start

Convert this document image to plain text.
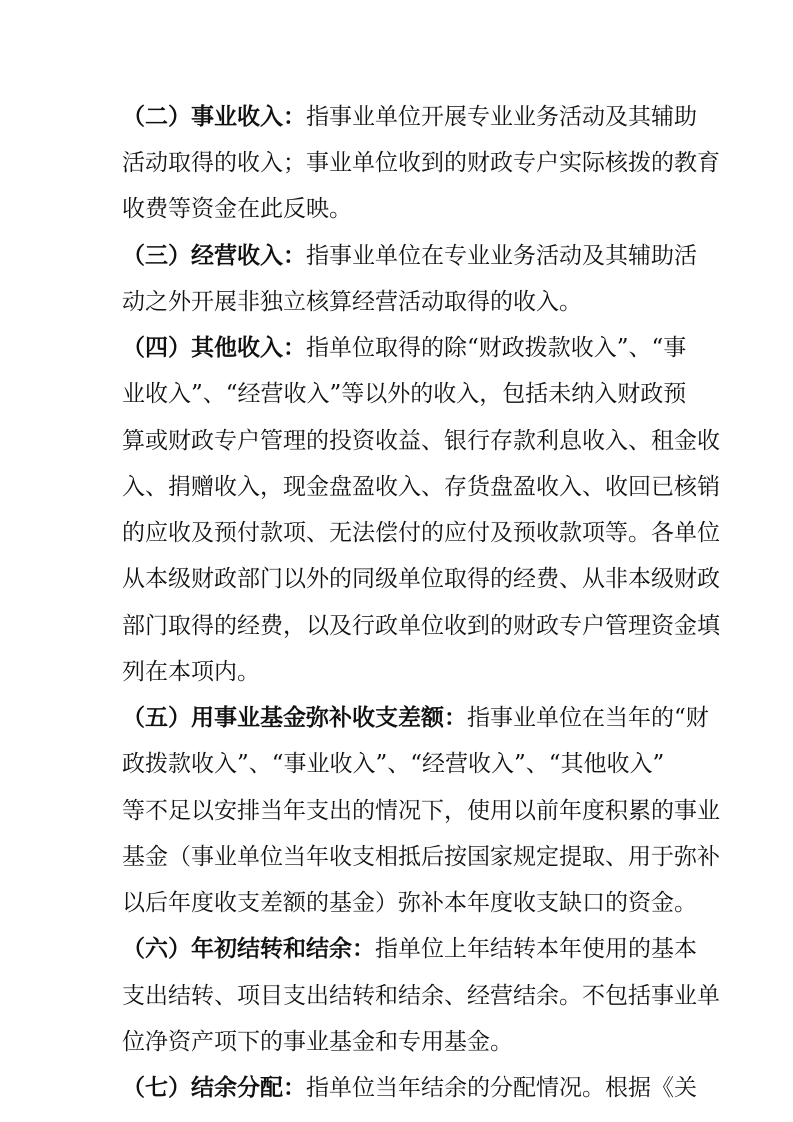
（二）事业收入：指事业单位开展专业业务活动及其辅助
活动取得的收入；事业单位收到的财政专户实际核拨的教育
收费等资金在此反映。
（三）经营收入：指事业单位在专业业务活动及其辅助活
动之外开展非独立核算经营活动取得的收入。
（四）其他收入：指单位取得的除“财政拨款收入”、“事
业收入”、“经营收入”等以外的收入，包括未纳入财政预
算或财政专户管理的投资收益、银行存款利息收入、租金收
入、捐赠收入，现金盘盈收入、存货盘盈收入、收回已核销
的应收及预付款项、无法偿付的应付及预收款项等。各单位
从本级财政部门以外的同级单位取得的经费、从非本级财政
部门取得的经费，以及行政单位收到的财政专户管理资金填
列在本项内。
（五）用事业基金弥补收支差额：指事业单位在当年的“财
政拨款收入”、“事业收入”、“经营收入”、“其他收入”
等不足以安排当年支出的情况下，使用以前年度积累的事业
基金（事业单位当年收支相抵后按国家规定提取、用于弥补
以后年度收支差额的基金）弥补本年度收支缺口的资金。
（六）年初结转和结余：指单位上年结转本年使用的基本
支出结转、项目支出结转和结余、经营结余。不包括事业单
位净资产项下的事业基金和专用基金。
（七）结余分配：指单位当年结余的分配情况。根据《关
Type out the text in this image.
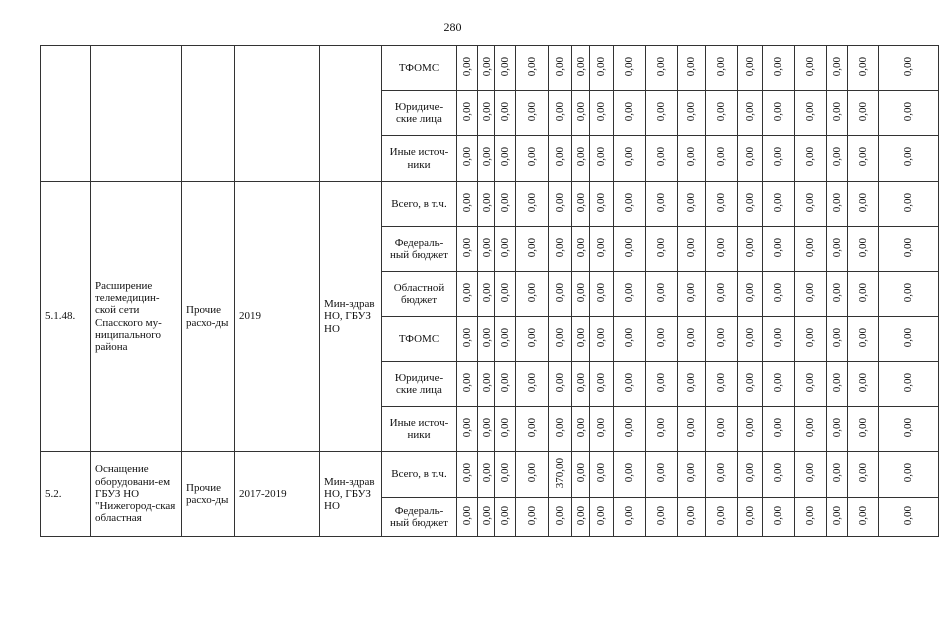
280
					ТФОМС	0,00	0,00	0,00	0,00	0,00	0,00	0,00	0,00	0,00	0,00	0,00	0,00	0,00	0,00	0,00	0,00	0,00	
					Юридиче-ские лица	0,00	0,00	0,00	0,00	0,00	0,00	0,00	0,00	0,00	0,00	0,00	0,00	0,00	0,00	0,00	0,00	0,00	
					Иные источ-ники	0,00	0,00	0,00	0,00	0,00	0,00	0,00	0,00	0,00	0,00	0,00	0,00	0,00	0,00	0,00	0,00	0,00	
5.1.48.	Расширение телемедицин-ской сети Спасского му-ниципального района	Прочие расхо-ды	2019	Мин-здрав НО, ГБУЗ НО	Всего, в т.ч.	0,00	0,00	0,00	0,00	0,00	0,00	0,00	0,00	0,00	0,00	0,00	0,00	0,00	0,00	0,00	0,00	0,00	
					Федераль-ный бюджет	0,00	0,00	0,00	0,00	0,00	0,00	0,00	0,00	0,00	0,00	0,00	0,00	0,00	0,00	0,00	0,00	0,00	
					Областной бюджет	0,00	0,00	0,00	0,00	0,00	0,00	0,00	0,00	0,00	0,00	0,00	0,00	0,00	0,00	0,00	0,00	0,00	
					ТФОМС	0,00	0,00	0,00	0,00	0,00	0,00	0,00	0,00	0,00	0,00	0,00	0,00	0,00	0,00	0,00	0,00	0,00	
					Юридиче-ские лица	0,00	0,00	0,00	0,00	0,00	0,00	0,00	0,00	0,00	0,00	0,00	0,00	0,00	0,00	0,00	0,00	0,00	
					Иные источ-ники	0,00	0,00	0,00	0,00	0,00	0,00	0,00	0,00	0,00	0,00	0,00	0,00	0,00	0,00	0,00	0,00	0,00	
5.2.	Оснащение оборудовани-ем ГБУЗ НО "Нижегород-ская областная	Прочие расхо-ды	2017-2019	Мин-здрав НО, ГБУЗ НО	Всего, в т.ч.	0,00	0,00	0,00	0,00	370,00	0,00	0,00	0,00	0,00	0,00	0,00	0,00	0,00	0,00	0,00	0,00	0,00	
					Федераль-ный бюджет	0,00	0,00	0,00	0,00	0,00	0,00	0,00	0,00	0,00	0,00	0,00	0,00	0,00	0,00	0,00	0,00	0,00	
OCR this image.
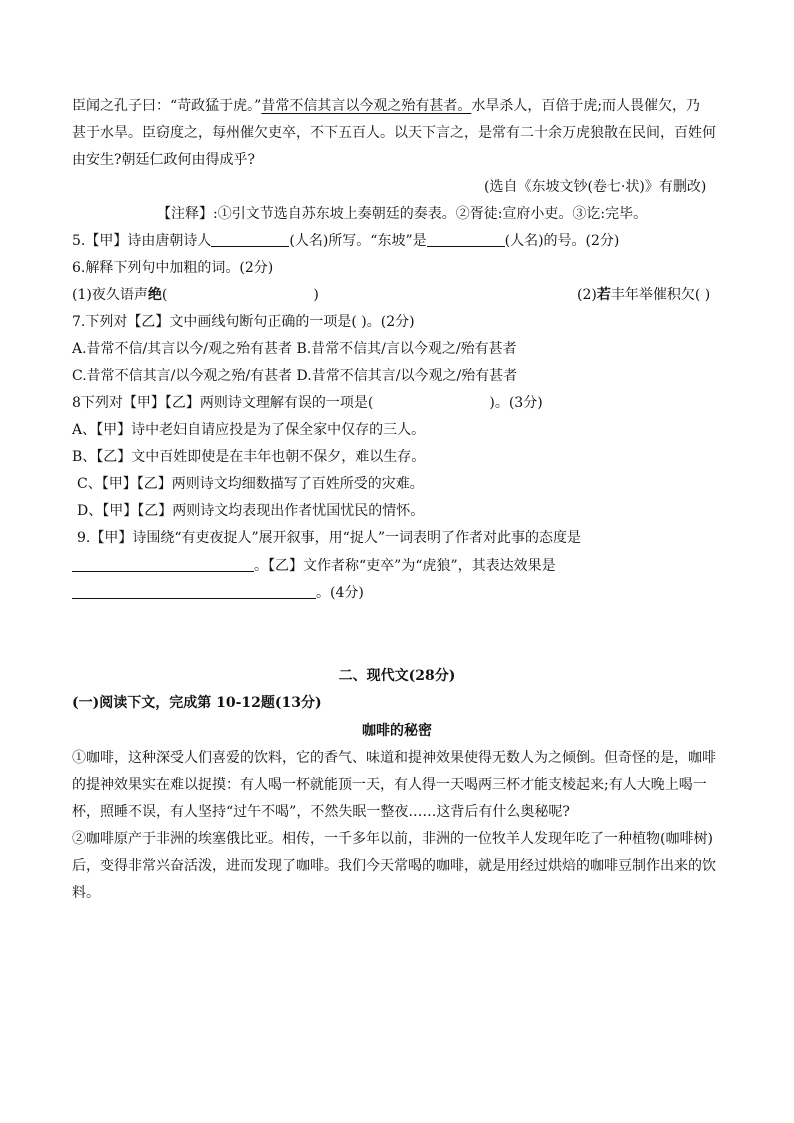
臣闻之孔子曰：“苛政猛于虎。”昔常不信其言以今观之殆有甚者。水旱杀人，百倍于虎;而人畏催欠，乃
甚于水旱。臣窃度之，每州催欠吏卒，不下五百人。以天下言之，是常有二十余万虎狼散在民间，百姓何
由安生?朝廷仁政何由得成乎?
(选自《东坡文钞(卷七·状)》有删改)
【注释】:①引文节选自苏东坡上奏朝廷的奏表。②胥徒:宣府小吏。③讫:完毕。
5.【甲】诗由唐朝诗人	(人名)所写。“东坡”是	(人名)的号。(2分)
6.解释下列句中加粗的词。(2分)
(1)夜久语声绝(	)	(2)若丰年举催积欠( )
7.下列对【乙】文中画线句断句正确的一项是( )。(2分)
A.昔常不信/其言以今/观之殆有甚者 B.昔常不信其/言以今观之/殆有甚者
C.昔常不信其言/以今观之殆/有甚者 D.昔常不信其言/以今观之/殆有甚者
8下列对【甲】【乙】两则诗文理解有误的一项是(	)。(3分)
A、【甲】诗中老妇自请应投是为了保全家中仅存的三人。
B、【乙】文中百姓即使是在丰年也朝不保夕，难以生存。
C、【甲】【乙】两则诗文均细数描写了百姓所受的灾难。
D、【甲】【乙】两则诗文均表现出作者忧国忧民的情怀。
9.【甲】诗围绕“有吏夜捉人”展开叙事，用“捉人”一词表明了作者对此事的态度是
。【乙】文作者称“吏卒”为“虎狼”，其表达效果是
。(4分)
二、现代文(28分)
(一)阅读下文，完成第 10-12题(13分)
咖啡的秘密
①咖啡，这种深受人们喜爱的饮料，它的香气、味道和提神效果使得无数人为之倾倒。但奇怪的是，咖啡
的提神效果实在难以捉摸：有人喝一杯就能顶一天，有人得一天喝两三杯才能支棱起来;有人大晚上喝一
杯，照睡不误，有人坚持“过午不喝”，不然失眠一整夜……这背后有什么奥秘呢?
②咖啡原产于非洲的埃塞俄比亚。相传，一千多年以前，非洲的一位牧羊人发现年吃了一种植物(咖啡树)
后，变得非常兴奋活泼，进而发现了咖啡。我们今天常喝的咖啡，就是用经过烘焙的咖啡豆制作出来的饮
料。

end

- REQUIRED WORK:
Where a line in the material contains "Всего", copy that line.

- IN RESPONSE:
5.1.48.	Расширение телемедицин-ской сети Спасского му-ниципального района	Прочие расхо-ды	2019	Мин-здрав НО, ГБУЗ НО	Всего, в т.ч.	0,00	0,00	0,00	0,00	0,00	0,00	0,00	0,00	0,00	0,00	0,00	0,00	0,00	0,00	0,00	0,00	0,00	
5.2.	Оснащение оборудовани-ем ГБУЗ НО "Нижегород-ская областная	Прочие расхо-ды	2017-2019	Мин-здрав НО, ГБУЗ НО	Всего, в т.ч.	0,00	0,00	0,00	0,00	370,00	0,00	0,00	0,00	0,00	0,00	0,00	0,00	0,00	0,00	0,00	0,00	0,00	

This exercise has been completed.